▶ [What you have to do]: The records should be written out in full, with nothing altered.

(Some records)
+ + + + + + +

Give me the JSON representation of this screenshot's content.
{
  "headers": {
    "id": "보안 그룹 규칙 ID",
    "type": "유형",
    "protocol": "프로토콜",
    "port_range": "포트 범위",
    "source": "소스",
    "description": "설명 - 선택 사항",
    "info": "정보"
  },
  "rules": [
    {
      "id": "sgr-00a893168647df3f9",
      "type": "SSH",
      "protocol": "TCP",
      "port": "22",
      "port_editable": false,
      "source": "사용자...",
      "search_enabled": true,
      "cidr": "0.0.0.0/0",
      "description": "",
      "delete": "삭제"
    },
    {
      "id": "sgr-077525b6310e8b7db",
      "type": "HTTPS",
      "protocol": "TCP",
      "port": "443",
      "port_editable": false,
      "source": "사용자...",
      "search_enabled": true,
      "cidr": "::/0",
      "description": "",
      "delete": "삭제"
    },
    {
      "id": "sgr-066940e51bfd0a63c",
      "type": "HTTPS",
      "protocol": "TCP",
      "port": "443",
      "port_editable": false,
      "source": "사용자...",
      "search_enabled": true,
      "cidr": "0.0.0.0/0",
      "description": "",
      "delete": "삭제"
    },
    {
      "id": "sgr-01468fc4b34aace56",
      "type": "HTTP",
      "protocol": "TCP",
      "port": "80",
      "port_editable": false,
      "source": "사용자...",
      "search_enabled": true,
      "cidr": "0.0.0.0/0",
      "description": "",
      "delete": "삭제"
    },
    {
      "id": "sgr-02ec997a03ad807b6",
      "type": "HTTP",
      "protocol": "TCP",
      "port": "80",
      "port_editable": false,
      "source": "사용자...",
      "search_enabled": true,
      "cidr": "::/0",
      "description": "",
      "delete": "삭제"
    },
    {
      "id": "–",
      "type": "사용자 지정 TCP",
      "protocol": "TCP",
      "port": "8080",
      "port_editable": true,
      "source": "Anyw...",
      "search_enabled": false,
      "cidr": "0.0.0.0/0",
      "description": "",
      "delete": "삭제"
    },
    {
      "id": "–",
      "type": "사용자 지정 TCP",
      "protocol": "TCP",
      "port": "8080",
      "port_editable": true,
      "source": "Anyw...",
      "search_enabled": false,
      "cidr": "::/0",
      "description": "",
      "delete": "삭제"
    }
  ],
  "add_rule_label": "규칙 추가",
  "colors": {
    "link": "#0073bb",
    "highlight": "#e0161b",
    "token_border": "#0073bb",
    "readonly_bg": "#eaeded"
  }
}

+ + + + + + +

▶ [Completed task]:
Give me the JSON representation of this screenshot's content.
{
  "headers": {
    "id": "보안 그룹 규칙 ID",
    "type": "유형",
    "protocol": "프로토콜",
    "port_range": "포트 범위",
    "source": "소스",
    "description": "설명 - 선택 사항",
    "info": "정보"
  },
  "rules": [
    {
      "id": "sgr-00a893168647df3f9",
      "type": "SSH",
      "protocol": "TCP",
      "port": "22",
      "port_editable": false,
      "source": "사용자...",
      "search_enabled": true,
      "cidr": "0.0.0.0/0",
      "description": "",
      "delete": "삭제"
    },
    {
      "id": "sgr-077525b6310e8b7db",
      "type": "HTTPS",
      "protocol": "TCP",
      "port": "443",
      "port_editable": false,
      "source": "사용자...",
      "search_enabled": true,
      "cidr": "::/0",
      "description": "",
      "delete": "삭제"
    },
    {
      "id": "sgr-066940e51bfd0a63c",
      "type": "HTTPS",
      "protocol": "TCP",
      "port": "443",
      "port_editable": false,
      "source": "사용자...",
      "search_enabled": true,
      "cidr": "0.0.0.0/0",
      "description": "",
      "delete": "삭제"
    },
    {
      "id": "sgr-01468fc4b34aace56",
      "type": "HTTP",
      "protocol": "TCP",
      "port": "80",
      "port_editable": false,
      "source": "사용자...",
      "search_enabled": true,
      "cidr": "0.0.0.0/0",
      "description": "",
      "delete": "삭제"
    },
    {
      "id": "sgr-02ec997a03ad807b6",
      "type": "HTTP",
      "protocol": "TCP",
      "port": "80",
      "port_editable": false,
      "source": "사용자...",
      "search_enabled": true,
      "cidr": "::/0",
      "description": "",
      "delete": "삭제"
    },
    {
      "id": "–",
      "type": "사용자 지정 TCP",
      "protocol": "TCP",
      "port": "8080",
      "port_editable": true,
      "source": "Anyw...",
      "search_enabled": false,
      "cidr": "0.0.0.0/0",
      "description": "",
      "delete": "삭제"
    },
    {
      "id": "–",
      "type": "사용자 지정 TCP",
      "protocol": "TCP",
      "port": "8080",
      "port_editable": true,
      "source": "Anyw...",
      "search_enabled": false,
      "cidr": "::/0",
      "description": "",
      "delete": "삭제"
    }
  ],
  "add_rule_label": "규칙 추가",
  "colors": {
    "link": "#0073bb",
    "highlight": "#e0161b",
    "token_border": "#0073bb",
    "readonly_bg": "#eaeded"
  }
}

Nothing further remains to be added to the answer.